SET EXERCISE:
Each entry must be given again exactly; images do not belong in the copy.
>> Start RECORD SET
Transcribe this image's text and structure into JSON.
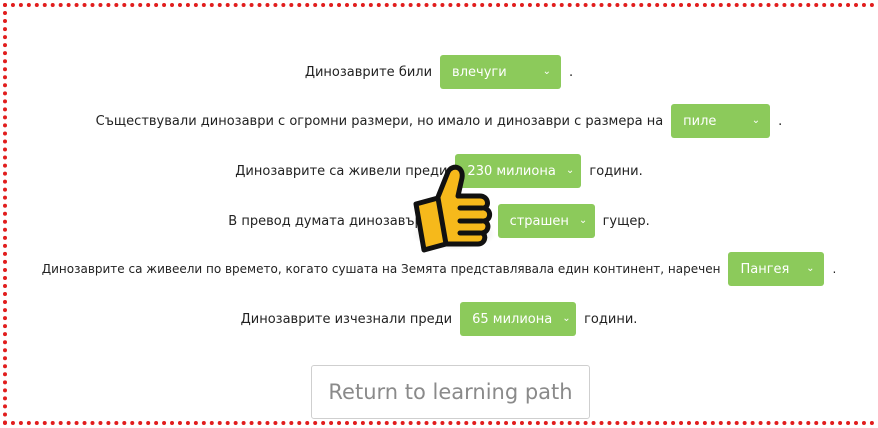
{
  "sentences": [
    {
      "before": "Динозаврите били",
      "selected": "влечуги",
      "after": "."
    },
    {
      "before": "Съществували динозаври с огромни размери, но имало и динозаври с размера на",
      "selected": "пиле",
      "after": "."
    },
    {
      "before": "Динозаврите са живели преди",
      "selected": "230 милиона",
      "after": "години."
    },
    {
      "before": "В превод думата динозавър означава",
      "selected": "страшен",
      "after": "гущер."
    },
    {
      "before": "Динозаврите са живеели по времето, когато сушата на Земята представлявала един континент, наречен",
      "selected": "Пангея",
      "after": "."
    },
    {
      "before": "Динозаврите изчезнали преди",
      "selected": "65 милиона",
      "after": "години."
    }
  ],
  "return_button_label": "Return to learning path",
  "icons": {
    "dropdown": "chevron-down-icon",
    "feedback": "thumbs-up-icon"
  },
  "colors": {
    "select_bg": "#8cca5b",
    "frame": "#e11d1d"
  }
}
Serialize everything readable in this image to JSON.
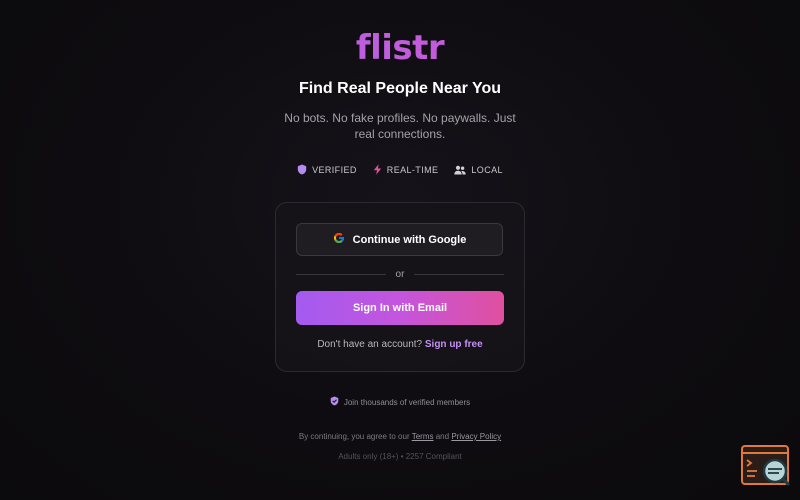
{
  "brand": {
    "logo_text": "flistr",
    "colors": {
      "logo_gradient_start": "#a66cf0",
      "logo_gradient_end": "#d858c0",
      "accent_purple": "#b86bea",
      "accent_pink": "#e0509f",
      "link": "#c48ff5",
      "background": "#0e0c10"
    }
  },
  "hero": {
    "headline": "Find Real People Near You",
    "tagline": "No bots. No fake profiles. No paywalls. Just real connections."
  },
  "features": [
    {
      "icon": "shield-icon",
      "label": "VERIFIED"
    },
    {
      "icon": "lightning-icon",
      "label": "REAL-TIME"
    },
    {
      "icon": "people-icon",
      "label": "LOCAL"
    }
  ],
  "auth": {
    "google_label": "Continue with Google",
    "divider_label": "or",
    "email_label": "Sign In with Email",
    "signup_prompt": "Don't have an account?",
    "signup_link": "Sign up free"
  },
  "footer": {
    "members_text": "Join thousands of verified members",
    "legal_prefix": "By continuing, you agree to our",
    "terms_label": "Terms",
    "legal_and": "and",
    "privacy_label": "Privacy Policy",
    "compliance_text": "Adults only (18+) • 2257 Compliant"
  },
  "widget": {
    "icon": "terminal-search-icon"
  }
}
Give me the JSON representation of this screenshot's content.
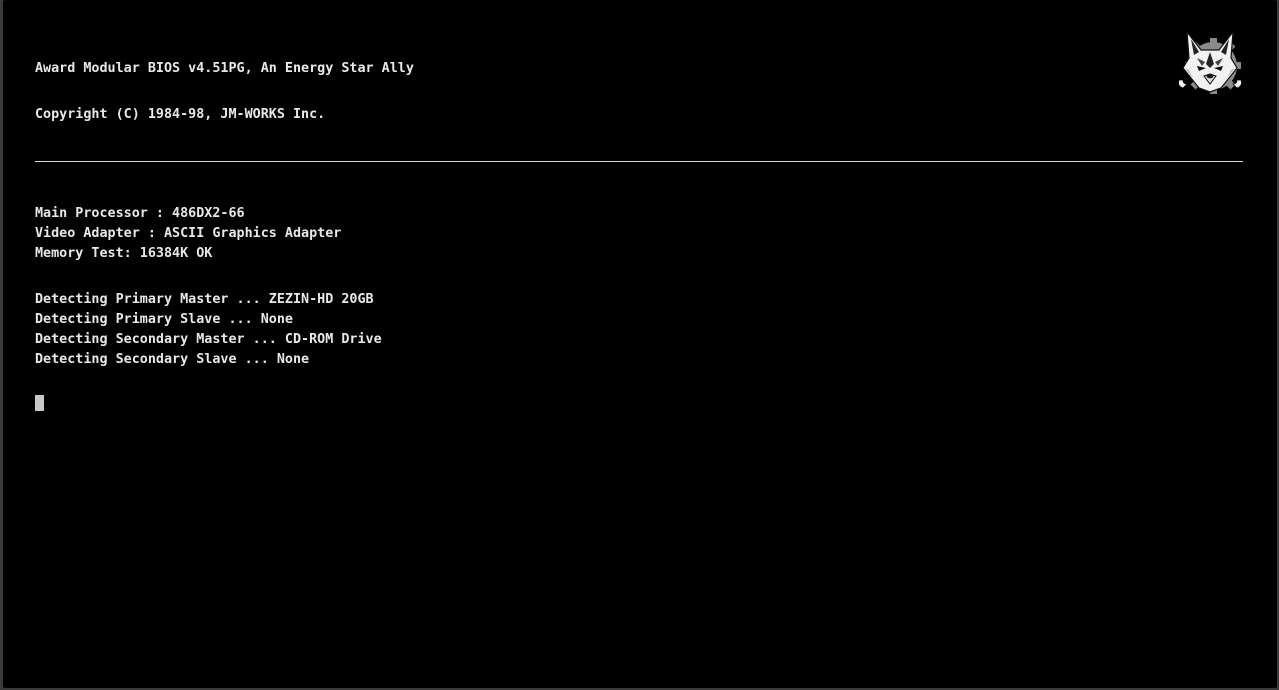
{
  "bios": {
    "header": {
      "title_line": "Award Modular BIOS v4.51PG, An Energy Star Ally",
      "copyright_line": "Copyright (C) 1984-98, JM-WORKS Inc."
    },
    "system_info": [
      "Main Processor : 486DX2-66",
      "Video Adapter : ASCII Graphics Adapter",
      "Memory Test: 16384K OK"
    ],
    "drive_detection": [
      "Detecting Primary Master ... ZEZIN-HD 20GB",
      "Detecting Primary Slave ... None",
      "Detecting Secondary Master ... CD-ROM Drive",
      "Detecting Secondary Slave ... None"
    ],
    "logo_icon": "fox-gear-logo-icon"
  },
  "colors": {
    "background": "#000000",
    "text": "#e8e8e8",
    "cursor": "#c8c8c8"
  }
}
>> End RECORD SET
COMPLETED TASK:
Transcribe this image's text and structure into JSON.
{
  "sentences": [
    {
      "before": "Динозаврите били",
      "selected": "влечуги",
      "after": "."
    },
    {
      "before": "Съществували динозаври с огромни размери, но имало и динозаври с размера на",
      "selected": "пиле",
      "after": "."
    },
    {
      "before": "Динозаврите са живели преди",
      "selected": "230 милиона",
      "after": "години."
    },
    {
      "before": "В превод думата динозавър означава",
      "selected": "страшен",
      "after": "гущер."
    },
    {
      "before": "Динозаврите са живеели по времето, когато сушата на Земята представлявала един континент, наречен",
      "selected": "Пангея",
      "after": "."
    },
    {
      "before": "Динозаврите изчезнали преди",
      "selected": "65 милиона",
      "after": "години."
    }
  ],
  "return_button_label": "Return to learning path",
  "icons": {
    "dropdown": "chevron-down-icon",
    "feedback": "thumbs-up-icon"
  },
  "colors": {
    "select_bg": "#8cca5b",
    "frame": "#e11d1d"
  }
}
Serialize everything readable in this image to JSON.
{
  "brand": {
    "logo_text": "flistr",
    "colors": {
      "logo_gradient_start": "#a66cf0",
      "logo_gradient_end": "#d858c0",
      "accent_purple": "#b86bea",
      "accent_pink": "#e0509f",
      "link": "#c48ff5",
      "background": "#0e0c10"
    }
  },
  "hero": {
    "headline": "Find Real People Near You",
    "tagline": "No bots. No fake profiles. No paywalls. Just real connections."
  },
  "features": [
    {
      "icon": "shield-icon",
      "label": "VERIFIED"
    },
    {
      "icon": "lightning-icon",
      "label": "REAL-TIME"
    },
    {
      "icon": "people-icon",
      "label": "LOCAL"
    }
  ],
  "auth": {
    "google_label": "Continue with Google",
    "divider_label": "or",
    "email_label": "Sign In with Email",
    "signup_prompt": "Don't have an account?",
    "signup_link": "Sign up free"
  },
  "footer": {
    "members_text": "Join thousands of verified members",
    "legal_prefix": "By continuing, you agree to our",
    "terms_label": "Terms",
    "legal_and": "and",
    "privacy_label": "Privacy Policy",
    "compliance_text": "Adults only (18+) • 2257 Compliant"
  },
  "widget": {
    "icon": "terminal-search-icon"
  }
}
Give me the JSON representation of this screenshot's content.
{
  "bios": {
    "header": {
      "title_line": "Award Modular BIOS v4.51PG, An Energy Star Ally",
      "copyright_line": "Copyright (C) 1984-98, JM-WORKS Inc."
    },
    "system_info": [
      "Main Processor : 486DX2-66",
      "Video Adapter : ASCII Graphics Adapter",
      "Memory Test: 16384K OK"
    ],
    "drive_detection": [
      "Detecting Primary Master ... ZEZIN-HD 20GB",
      "Detecting Primary Slave ... None",
      "Detecting Secondary Master ... CD-ROM Drive",
      "Detecting Secondary Slave ... None"
    ],
    "logo_icon": "fox-gear-logo-icon"
  },
  "colors": {
    "background": "#000000",
    "text": "#e8e8e8",
    "cursor": "#c8c8c8"
  }
}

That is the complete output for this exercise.